(Page transcription entries)
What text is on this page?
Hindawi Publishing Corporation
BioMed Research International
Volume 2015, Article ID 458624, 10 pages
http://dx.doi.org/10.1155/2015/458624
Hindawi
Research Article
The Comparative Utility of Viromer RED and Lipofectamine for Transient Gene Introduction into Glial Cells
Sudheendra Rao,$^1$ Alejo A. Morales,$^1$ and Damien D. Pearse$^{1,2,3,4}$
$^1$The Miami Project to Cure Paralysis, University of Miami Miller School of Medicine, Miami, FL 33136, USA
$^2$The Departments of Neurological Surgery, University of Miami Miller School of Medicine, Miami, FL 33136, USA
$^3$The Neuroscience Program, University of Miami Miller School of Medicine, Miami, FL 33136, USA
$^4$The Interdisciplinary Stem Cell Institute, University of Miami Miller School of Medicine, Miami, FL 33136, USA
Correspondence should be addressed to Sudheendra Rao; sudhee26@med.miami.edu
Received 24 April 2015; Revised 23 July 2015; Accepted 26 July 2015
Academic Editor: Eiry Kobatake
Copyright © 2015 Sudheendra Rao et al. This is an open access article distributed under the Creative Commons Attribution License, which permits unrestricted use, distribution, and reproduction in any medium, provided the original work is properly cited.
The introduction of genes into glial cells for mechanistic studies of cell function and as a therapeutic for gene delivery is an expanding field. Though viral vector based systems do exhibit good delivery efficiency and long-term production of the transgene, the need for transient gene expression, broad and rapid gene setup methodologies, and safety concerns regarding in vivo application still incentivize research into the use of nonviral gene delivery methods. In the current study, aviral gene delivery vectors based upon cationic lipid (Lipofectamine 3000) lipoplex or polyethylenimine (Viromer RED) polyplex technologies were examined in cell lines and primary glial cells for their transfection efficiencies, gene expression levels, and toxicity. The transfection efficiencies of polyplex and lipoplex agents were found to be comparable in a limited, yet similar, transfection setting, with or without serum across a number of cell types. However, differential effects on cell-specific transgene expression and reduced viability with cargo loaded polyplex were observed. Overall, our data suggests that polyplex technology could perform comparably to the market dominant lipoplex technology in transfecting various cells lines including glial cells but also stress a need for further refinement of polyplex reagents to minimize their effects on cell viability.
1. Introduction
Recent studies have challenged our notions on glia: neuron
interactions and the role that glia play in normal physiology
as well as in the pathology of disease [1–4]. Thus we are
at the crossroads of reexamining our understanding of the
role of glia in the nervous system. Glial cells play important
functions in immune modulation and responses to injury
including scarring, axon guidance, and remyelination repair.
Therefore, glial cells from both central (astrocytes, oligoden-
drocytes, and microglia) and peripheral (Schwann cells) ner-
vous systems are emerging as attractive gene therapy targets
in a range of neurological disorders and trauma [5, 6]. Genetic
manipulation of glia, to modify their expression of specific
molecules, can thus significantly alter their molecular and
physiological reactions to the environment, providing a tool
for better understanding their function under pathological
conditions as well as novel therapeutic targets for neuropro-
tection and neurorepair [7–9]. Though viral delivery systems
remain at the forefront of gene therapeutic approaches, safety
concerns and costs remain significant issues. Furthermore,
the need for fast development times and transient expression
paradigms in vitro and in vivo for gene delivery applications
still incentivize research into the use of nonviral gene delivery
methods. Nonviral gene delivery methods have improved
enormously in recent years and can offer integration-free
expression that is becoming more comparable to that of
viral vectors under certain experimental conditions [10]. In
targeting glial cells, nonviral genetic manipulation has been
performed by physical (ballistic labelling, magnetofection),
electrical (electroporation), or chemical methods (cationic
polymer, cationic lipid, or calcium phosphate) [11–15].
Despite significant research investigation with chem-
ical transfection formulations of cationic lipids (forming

(Aim of the exercise): Could you find every line in the records above that has the string "conditions" and copy it?

(Response below):
conditions as well as novel therapeutic targets for neuropro-
viral vectors under certain experimental conditions [10]. In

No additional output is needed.